◆ Raw records:
════════════════

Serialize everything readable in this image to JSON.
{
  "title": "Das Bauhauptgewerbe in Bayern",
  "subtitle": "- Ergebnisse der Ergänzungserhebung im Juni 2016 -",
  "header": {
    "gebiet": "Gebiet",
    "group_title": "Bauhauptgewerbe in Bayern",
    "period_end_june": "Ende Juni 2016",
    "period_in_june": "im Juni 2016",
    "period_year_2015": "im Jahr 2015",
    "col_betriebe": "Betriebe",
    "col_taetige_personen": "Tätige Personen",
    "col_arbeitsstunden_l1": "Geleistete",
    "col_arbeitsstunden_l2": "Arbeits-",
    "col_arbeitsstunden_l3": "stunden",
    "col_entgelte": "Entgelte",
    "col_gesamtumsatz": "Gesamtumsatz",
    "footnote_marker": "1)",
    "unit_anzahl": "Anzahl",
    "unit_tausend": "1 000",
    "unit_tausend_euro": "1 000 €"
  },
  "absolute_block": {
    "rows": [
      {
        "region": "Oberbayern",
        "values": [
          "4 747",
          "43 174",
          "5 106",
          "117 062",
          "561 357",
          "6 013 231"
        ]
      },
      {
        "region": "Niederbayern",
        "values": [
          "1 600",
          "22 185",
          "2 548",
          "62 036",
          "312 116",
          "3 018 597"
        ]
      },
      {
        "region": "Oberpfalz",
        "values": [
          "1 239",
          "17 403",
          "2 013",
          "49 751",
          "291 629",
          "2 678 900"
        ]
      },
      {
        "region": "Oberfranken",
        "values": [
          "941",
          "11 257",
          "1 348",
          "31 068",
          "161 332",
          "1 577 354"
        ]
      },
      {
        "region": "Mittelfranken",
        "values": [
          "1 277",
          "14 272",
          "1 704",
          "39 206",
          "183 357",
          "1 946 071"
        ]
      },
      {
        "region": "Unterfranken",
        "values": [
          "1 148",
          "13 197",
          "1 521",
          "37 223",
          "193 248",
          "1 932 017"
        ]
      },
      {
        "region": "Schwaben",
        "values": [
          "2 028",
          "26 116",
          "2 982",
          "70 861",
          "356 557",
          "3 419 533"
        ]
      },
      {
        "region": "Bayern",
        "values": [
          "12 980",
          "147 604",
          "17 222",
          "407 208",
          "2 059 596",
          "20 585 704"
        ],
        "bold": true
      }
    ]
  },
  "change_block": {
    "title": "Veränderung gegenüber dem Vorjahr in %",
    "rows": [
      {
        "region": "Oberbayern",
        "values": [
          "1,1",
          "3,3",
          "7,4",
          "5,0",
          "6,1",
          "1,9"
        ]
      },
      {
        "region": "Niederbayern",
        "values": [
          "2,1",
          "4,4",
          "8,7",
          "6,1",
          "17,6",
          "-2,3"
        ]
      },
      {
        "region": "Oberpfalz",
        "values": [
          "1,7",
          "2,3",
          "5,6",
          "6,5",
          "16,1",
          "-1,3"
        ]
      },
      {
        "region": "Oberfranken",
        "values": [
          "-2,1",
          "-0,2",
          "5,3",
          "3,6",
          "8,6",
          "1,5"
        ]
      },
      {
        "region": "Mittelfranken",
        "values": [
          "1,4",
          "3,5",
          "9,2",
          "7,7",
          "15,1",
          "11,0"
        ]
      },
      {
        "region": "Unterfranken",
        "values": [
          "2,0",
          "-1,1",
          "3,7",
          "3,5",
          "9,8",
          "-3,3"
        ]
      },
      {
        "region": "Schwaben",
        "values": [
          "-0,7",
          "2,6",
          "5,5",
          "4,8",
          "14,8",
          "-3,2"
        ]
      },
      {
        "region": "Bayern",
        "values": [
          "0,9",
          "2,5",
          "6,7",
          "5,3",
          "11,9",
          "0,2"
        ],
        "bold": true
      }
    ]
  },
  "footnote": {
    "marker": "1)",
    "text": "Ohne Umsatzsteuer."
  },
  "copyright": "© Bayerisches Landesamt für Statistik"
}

════════════════

◆ PROMPT: Transcribe each entry exactly.

◆ ANSWER TO THIS PROBLEM:
Serialize everything readable in this image to JSON.
{
  "title": "Das Bauhauptgewerbe in Bayern",
  "subtitle": "- Ergebnisse der Ergänzungserhebung im Juni 2016 -",
  "header": {
    "gebiet": "Gebiet",
    "group_title": "Bauhauptgewerbe in Bayern",
    "period_end_june": "Ende Juni 2016",
    "period_in_june": "im Juni 2016",
    "period_year_2015": "im Jahr 2015",
    "col_betriebe": "Betriebe",
    "col_taetige_personen": "Tätige Personen",
    "col_arbeitsstunden_l1": "Geleistete",
    "col_arbeitsstunden_l2": "Arbeits-",
    "col_arbeitsstunden_l3": "stunden",
    "col_entgelte": "Entgelte",
    "col_gesamtumsatz": "Gesamtumsatz",
    "footnote_marker": "1)",
    "unit_anzahl": "Anzahl",
    "unit_tausend": "1 000",
    "unit_tausend_euro": "1 000 €"
  },
  "absolute_block": {
    "rows": [
      {
        "region": "Oberbayern",
        "values": [
          "4 747",
          "43 174",
          "5 106",
          "117 062",
          "561 357",
          "6 013 231"
        ]
      },
      {
        "region": "Niederbayern",
        "values": [
          "1 600",
          "22 185",
          "2 548",
          "62 036",
          "312 116",
          "3 018 597"
        ]
      },
      {
        "region": "Oberpfalz",
        "values": [
          "1 239",
          "17 403",
          "2 013",
          "49 751",
          "291 629",
          "2 678 900"
        ]
      },
      {
        "region": "Oberfranken",
        "values": [
          "941",
          "11 257",
          "1 348",
          "31 068",
          "161 332",
          "1 577 354"
        ]
      },
      {
        "region": "Mittelfranken",
        "values": [
          "1 277",
          "14 272",
          "1 704",
          "39 206",
          "183 357",
          "1 946 071"
        ]
      },
      {
        "region": "Unterfranken",
        "values": [
          "1 148",
          "13 197",
          "1 521",
          "37 223",
          "193 248",
          "1 932 017"
        ]
      },
      {
        "region": "Schwaben",
        "values": [
          "2 028",
          "26 116",
          "2 982",
          "70 861",
          "356 557",
          "3 419 533"
        ]
      },
      {
        "region": "Bayern",
        "values": [
          "12 980",
          "147 604",
          "17 222",
          "407 208",
          "2 059 596",
          "20 585 704"
        ],
        "bold": true
      }
    ]
  },
  "change_block": {
    "title": "Veränderung gegenüber dem Vorjahr in %",
    "rows": [
      {
        "region": "Oberbayern",
        "values": [
          "1,1",
          "3,3",
          "7,4",
          "5,0",
          "6,1",
          "1,9"
        ]
      },
      {
        "region": "Niederbayern",
        "values": [
          "2,1",
          "4,4",
          "8,7",
          "6,1",
          "17,6",
          "-2,3"
        ]
      },
      {
        "region": "Oberpfalz",
        "values": [
          "1,7",
          "2,3",
          "5,6",
          "6,5",
          "16,1",
          "-1,3"
        ]
      },
      {
        "region": "Oberfranken",
        "values": [
          "-2,1",
          "-0,2",
          "5,3",
          "3,6",
          "8,6",
          "1,5"
        ]
      },
      {
        "region": "Mittelfranken",
        "values": [
          "1,4",
          "3,5",
          "9,2",
          "7,7",
          "15,1",
          "11,0"
        ]
      },
      {
        "region": "Unterfranken",
        "values": [
          "2,0",
          "-1,1",
          "3,7",
          "3,5",
          "9,8",
          "-3,3"
        ]
      },
      {
        "region": "Schwaben",
        "values": [
          "-0,7",
          "2,6",
          "5,5",
          "4,8",
          "14,8",
          "-3,2"
        ]
      },
      {
        "region": "Bayern",
        "values": [
          "0,9",
          "2,5",
          "6,7",
          "5,3",
          "11,9",
          "0,2"
        ],
        "bold": true
      }
    ]
  },
  "footnote": {
    "marker": "1)",
    "text": "Ohne Umsatzsteuer."
  },
  "copyright": "© Bayerisches Landesamt für Statistik"
}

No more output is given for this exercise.